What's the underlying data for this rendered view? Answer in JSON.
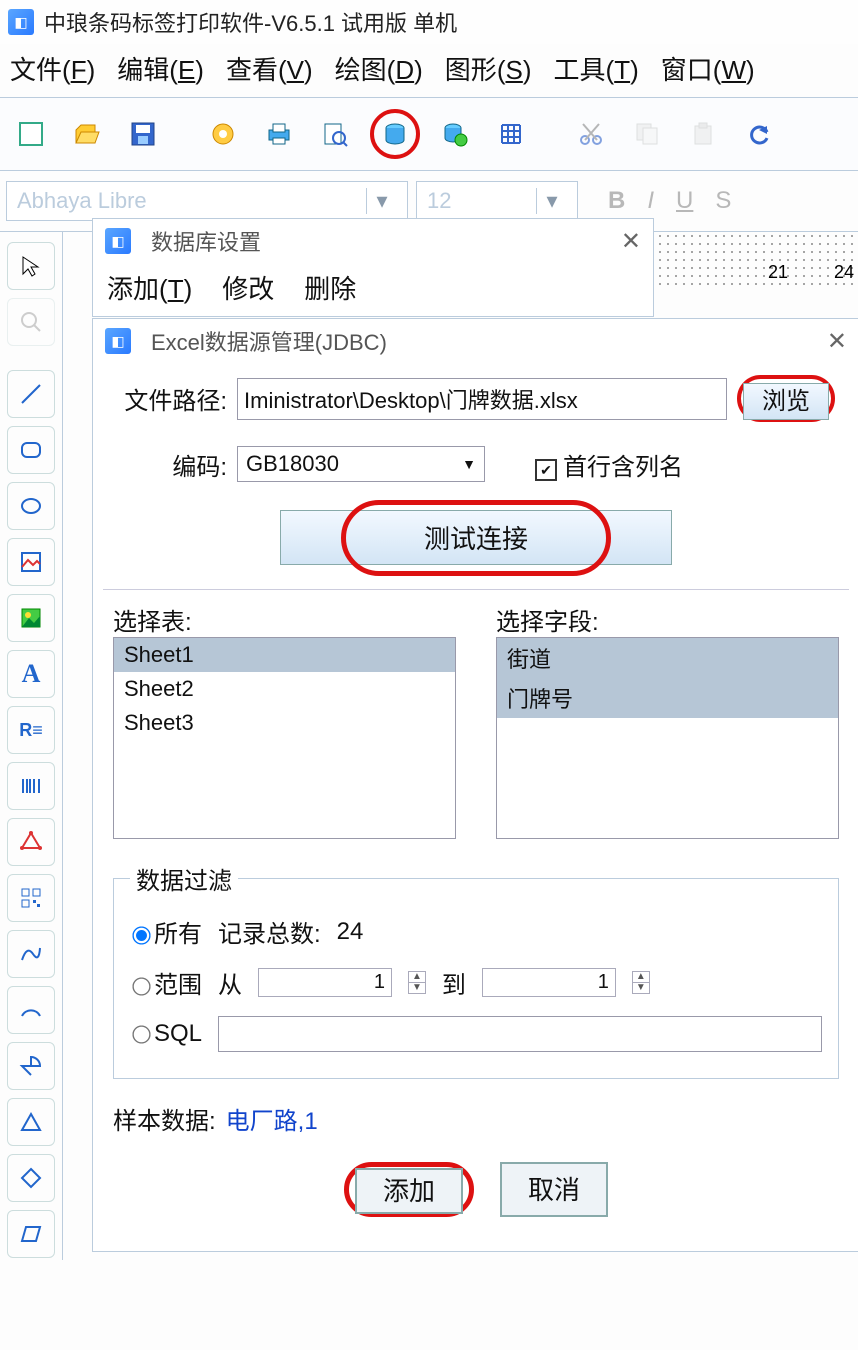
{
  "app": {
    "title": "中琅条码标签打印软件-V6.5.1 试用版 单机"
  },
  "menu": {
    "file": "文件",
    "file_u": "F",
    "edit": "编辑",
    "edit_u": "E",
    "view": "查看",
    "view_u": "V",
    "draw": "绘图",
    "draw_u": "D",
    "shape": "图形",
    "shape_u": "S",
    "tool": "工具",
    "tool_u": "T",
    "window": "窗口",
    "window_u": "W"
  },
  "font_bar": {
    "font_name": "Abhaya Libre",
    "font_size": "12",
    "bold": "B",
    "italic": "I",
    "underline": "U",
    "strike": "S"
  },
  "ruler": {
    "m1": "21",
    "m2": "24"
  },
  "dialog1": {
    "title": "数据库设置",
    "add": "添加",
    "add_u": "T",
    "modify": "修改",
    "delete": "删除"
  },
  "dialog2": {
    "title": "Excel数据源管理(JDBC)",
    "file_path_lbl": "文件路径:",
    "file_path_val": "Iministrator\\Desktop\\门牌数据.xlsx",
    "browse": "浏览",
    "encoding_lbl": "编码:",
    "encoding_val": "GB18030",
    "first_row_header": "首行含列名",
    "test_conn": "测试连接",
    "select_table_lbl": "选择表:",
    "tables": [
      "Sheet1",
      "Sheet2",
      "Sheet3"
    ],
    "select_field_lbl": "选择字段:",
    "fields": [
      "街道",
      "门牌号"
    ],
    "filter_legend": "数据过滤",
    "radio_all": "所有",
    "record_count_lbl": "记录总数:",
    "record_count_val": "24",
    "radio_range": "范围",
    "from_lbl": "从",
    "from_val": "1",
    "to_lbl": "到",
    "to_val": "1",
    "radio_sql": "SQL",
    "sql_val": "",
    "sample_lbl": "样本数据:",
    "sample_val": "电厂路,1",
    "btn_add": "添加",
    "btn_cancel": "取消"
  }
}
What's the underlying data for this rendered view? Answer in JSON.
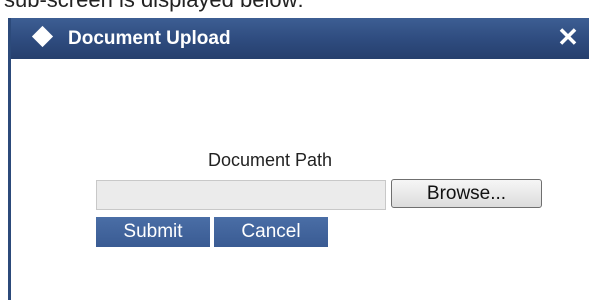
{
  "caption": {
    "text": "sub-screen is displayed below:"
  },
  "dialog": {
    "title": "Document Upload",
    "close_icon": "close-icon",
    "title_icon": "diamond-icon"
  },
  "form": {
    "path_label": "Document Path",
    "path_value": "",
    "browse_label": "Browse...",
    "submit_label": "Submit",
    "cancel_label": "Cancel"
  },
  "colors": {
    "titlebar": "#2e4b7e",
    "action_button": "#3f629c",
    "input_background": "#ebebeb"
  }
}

------------------------

Goal -
Copy out all of the material exactly as written, without its pictures.

Problem solution -
What's the underlying data for this rendered view? Answer in JSON.
{
  "app": {
    "title": "中琅条码标签打印软件-V6.5.1 试用版 单机"
  },
  "menu": {
    "file": "文件",
    "file_u": "F",
    "edit": "编辑",
    "edit_u": "E",
    "view": "查看",
    "view_u": "V",
    "draw": "绘图",
    "draw_u": "D",
    "shape": "图形",
    "shape_u": "S",
    "tool": "工具",
    "tool_u": "T",
    "window": "窗口",
    "window_u": "W"
  },
  "font_bar": {
    "font_name": "Abhaya Libre",
    "font_size": "12",
    "bold": "B",
    "italic": "I",
    "underline": "U",
    "strike": "S"
  },
  "ruler": {
    "m1": "21",
    "m2": "24"
  },
  "dialog1": {
    "title": "数据库设置",
    "add": "添加",
    "add_u": "T",
    "modify": "修改",
    "delete": "删除"
  },
  "dialog2": {
    "title": "Excel数据源管理(JDBC)",
    "file_path_lbl": "文件路径:",
    "file_path_val": "Iministrator\\Desktop\\门牌数据.xlsx",
    "browse": "浏览",
    "encoding_lbl": "编码:",
    "encoding_val": "GB18030",
    "first_row_header": "首行含列名",
    "test_conn": "测试连接",
    "select_table_lbl": "选择表:",
    "tables": [
      "Sheet1",
      "Sheet2",
      "Sheet3"
    ],
    "select_field_lbl": "选择字段:",
    "fields": [
      "街道",
      "门牌号"
    ],
    "filter_legend": "数据过滤",
    "radio_all": "所有",
    "record_count_lbl": "记录总数:",
    "record_count_val": "24",
    "radio_range": "范围",
    "from_lbl": "从",
    "from_val": "1",
    "to_lbl": "到",
    "to_val": "1",
    "radio_sql": "SQL",
    "sql_val": "",
    "sample_lbl": "样本数据:",
    "sample_val": "电厂路,1",
    "btn_add": "添加",
    "btn_cancel": "取消"
  }
}
What's the underlying data for this rendered view? Answer in JSON.
{
  "caption": {
    "text": "sub-screen is displayed below:"
  },
  "dialog": {
    "title": "Document Upload",
    "close_icon": "close-icon",
    "title_icon": "diamond-icon"
  },
  "form": {
    "path_label": "Document Path",
    "path_value": "",
    "browse_label": "Browse...",
    "submit_label": "Submit",
    "cancel_label": "Cancel"
  },
  "colors": {
    "titlebar": "#2e4b7e",
    "action_button": "#3f629c",
    "input_background": "#ebebeb"
  }
}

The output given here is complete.